_WHAT IS ASKED_. Word for word, copy all the data and drop the pictures.

— start PROVIDED INFORMATION —

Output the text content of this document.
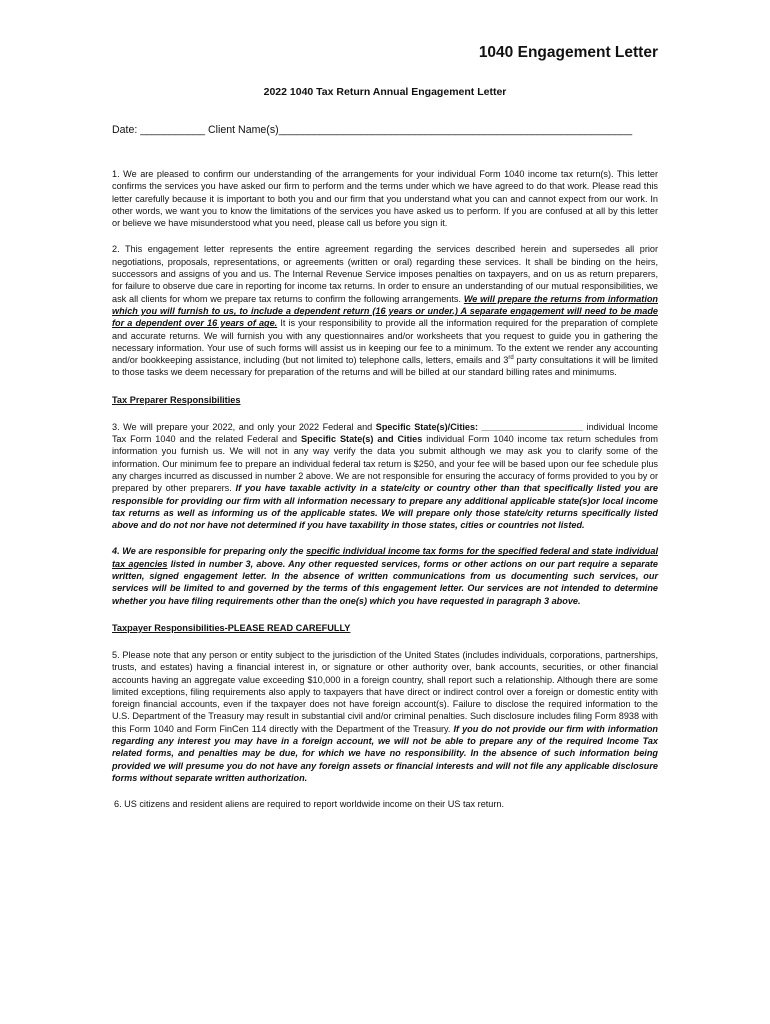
1040 Engagement Letter
2022 1040 Tax Return Annual Engagement Letter
Date: ___________ Client Name(s)____________________________________________________________

1. We are pleased to confirm our understanding of the arrangements for your individual Form 1040 income tax return(s). This letter confirms the services you have asked our firm to perform and the terms under which we have agreed to do that work. Please read this letter carefully because it is important to both you and our firm that you understand what you can and cannot expect from our work. In other words, we want you to know the limitations of the services you have asked us to perform. If you are confused at all by this letter or believe we have misunderstood what you need, please call us before you sign it.

2. This engagement letter represents the entire agreement regarding the services described herein and supersedes all prior negotiations, proposals, representations, or agreements (written or oral) regarding these services. It shall be binding on the heirs, successors and assigns of you and us. The Internal Revenue Service imposes penalties on taxpayers, and on us as return preparers, for failure to observe due care in reporting for income tax returns. In order to ensure an understanding of our mutual responsibilities, we ask all clients for whom we prepare tax returns to confirm the following arrangements. We will prepare the returns from information which you will furnish to us, to include a dependent return (16 years or under.) A separate engagement will need to be made for a dependent over 16 years of age. It is your responsibility to provide all the information required for the preparation of complete and accurate returns. We will furnish you with any questionnaires and/or worksheets that you request to guide you in gathering the necessary information. Your use of such forms will assist us in keeping our fee to a minimum. To the extent we render any accounting and/or bookkeeping assistance, including (but not limited to) telephone calls, letters, emails and 3rd party consultations it will be limited to those tasks we deem necessary for preparation of the returns and will be billed at our standard billing rates and minimums.

Tax Preparer Responsibilities

3. We will prepare your 2022, and only your 2022 Federal and Specific State(s)/Cities: ____________________ individual Income Tax Form 1040 and the related Federal and Specific State(s) and Cities individual Form 1040 income tax return schedules from information you furnish us. We will not in any way verify the data you submit although we may ask you to clarify some of the information. Our minimum fee to prepare an individual federal tax return is $250, and your fee will be based upon our fee schedule plus any charges incurred as discussed in number 2 above. We are not responsible for ensuring the accuracy of forms provided to you by or prepared by other preparers. If you have taxable activity in a state/city or country other than that specifically listed you are responsible for providing our firm with all information necessary to prepare any additional applicable state(s)or local income tax returns as well as informing us of the applicable states. We will prepare only those state/city returns specifically listed above and do not nor have not determined if you have taxability in those states, cities or countries not listed.

4. We are responsible for preparing only the specific individual income tax forms for the specified federal and state individual tax agencies listed in number 3, above. Any other requested services, forms or other actions on our part require a separate written, signed engagement letter. In the absence of written communications from us documenting such services, our services will be limited to and governed by the terms of this engagement letter. Our services are not intended to determine whether you have filing requirements other than the one(s) which you have requested in paragraph 3 above.

Taxpayer Responsibilities-PLEASE READ CAREFULLY

5. Please note that any person or entity subject to the jurisdiction of the United States (includes individuals, corporations, partnerships, trusts, and estates) having a financial interest in, or signature or other authority over, bank accounts, securities, or other financial accounts having an aggregate value exceeding $10,000 in a foreign country, shall report such a relationship. Although there are some limited exceptions, filing requirements also apply to taxpayers that have direct or indirect control over a foreign or domestic entity with foreign financial accounts, even if the taxpayer does not have foreign account(s). Failure to disclose the required information to the U.S. Department of the Treasury may result in substantial civil and/or criminal penalties. Such disclosure includes filing Form 8938 with this Form 1040 and Form FinCen 114 directly with the Department of the Treasury. If you do not provide our firm with information regarding any interest you may have in a foreign account, we will not be able to prepare any of the required Income Tax related forms, and penalties may be due, for which we have no responsibility. In the absence of such information being provided we will presume you do not have any foreign assets or financial interests and will not file any applicable disclosure forms without separate written authorization.

6. US citizens and resident aliens are required to report worldwide income on their US tax return.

— end PROVIDED INFORMATION —

_TASK RESULT_.
Output the text content of this document.
1040 Engagement Letter
2022 1040 Tax Return Annual Engagement Letter
Date: ___________ Client Name(s)____________________________________________________________

1. We are pleased to confirm our understanding of the arrangements for your individual Form 1040 income tax return(s). This letter confirms the services you have asked our firm to perform and the terms under which we have agreed to do that work. Please read this letter carefully because it is important to both you and our firm that you understand what you can and cannot expect from our work. In other words, we want you to know the limitations of the services you have asked us to perform. If you are confused at all by this letter or believe we have misunderstood what you need, please call us before you sign it.

2. This engagement letter represents the entire agreement regarding the services described herein and supersedes all prior negotiations, proposals, representations, or agreements (written or oral) regarding these services. It shall be binding on the heirs, successors and assigns of you and us. The Internal Revenue Service imposes penalties on taxpayers, and on us as return preparers, for failure to observe due care in reporting for income tax returns. In order to ensure an understanding of our mutual responsibilities, we ask all clients for whom we prepare tax returns to confirm the following arrangements. We will prepare the returns from information which you will furnish to us, to include a dependent return (16 years or under.) A separate engagement will need to be made for a dependent over 16 years of age. It is your responsibility to provide all the information required for the preparation of complete and accurate returns. We will furnish you with any questionnaires and/or worksheets that you request to guide you in gathering the necessary information. Your use of such forms will assist us in keeping our fee to a minimum. To the extent we render any accounting and/or bookkeeping assistance, including (but not limited to) telephone calls, letters, emails and 3rd party consultations it will be limited to those tasks we deem necessary for preparation of the returns and will be billed at our standard billing rates and minimums.

Tax Preparer Responsibilities

3. We will prepare your 2022, and only your 2022 Federal and Specific State(s)/Cities: ____________________ individual Income Tax Form 1040 and the related Federal and Specific State(s) and Cities individual Form 1040 income tax return schedules from information you furnish us. We will not in any way verify the data you submit although we may ask you to clarify some of the information. Our minimum fee to prepare an individual federal tax return is $250, and your fee will be based upon our fee schedule plus any charges incurred as discussed in number 2 above. We are not responsible for ensuring the accuracy of forms provided to you by or prepared by other preparers. If you have taxable activity in a state/city or country other than that specifically listed you are responsible for providing our firm with all information necessary to prepare any additional applicable state(s)or local income tax returns as well as informing us of the applicable states. We will prepare only those state/city returns specifically listed above and do not nor have not determined if you have taxability in those states, cities or countries not listed.

4. We are responsible for preparing only the specific individual income tax forms for the specified federal and state individual tax agencies listed in number 3, above. Any other requested services, forms or other actions on our part require a separate written, signed engagement letter. In the absence of written communications from us documenting such services, our services will be limited to and governed by the terms of this engagement letter. Our services are not intended to determine whether you have filing requirements other than the one(s) which you have requested in paragraph 3 above.

Taxpayer Responsibilities-PLEASE READ CAREFULLY

5. Please note that any person or entity subject to the jurisdiction of the United States (includes individuals, corporations, partnerships, trusts, and estates) having a financial interest in, or signature or other authority over, bank accounts, securities, or other financial accounts having an aggregate value exceeding $10,000 in a foreign country, shall report such a relationship. Although there are some limited exceptions, filing requirements also apply to taxpayers that have direct or indirect control over a foreign or domestic entity with foreign financial accounts, even if the taxpayer does not have foreign account(s). Failure to disclose the required information to the U.S. Department of the Treasury may result in substantial civil and/or criminal penalties. Such disclosure includes filing Form 8938 with this Form 1040 and Form FinCen 114 directly with the Department of the Treasury. If you do not provide our firm with information regarding any interest you may have in a foreign account, we will not be able to prepare any of the required Income Tax related forms, and penalties may be due, for which we have no responsibility. In the absence of such information being provided we will presume you do not have any foreign assets or financial interests and will not file any applicable disclosure forms without separate written authorization.

6. US citizens and resident aliens are required to report worldwide income on their US tax return.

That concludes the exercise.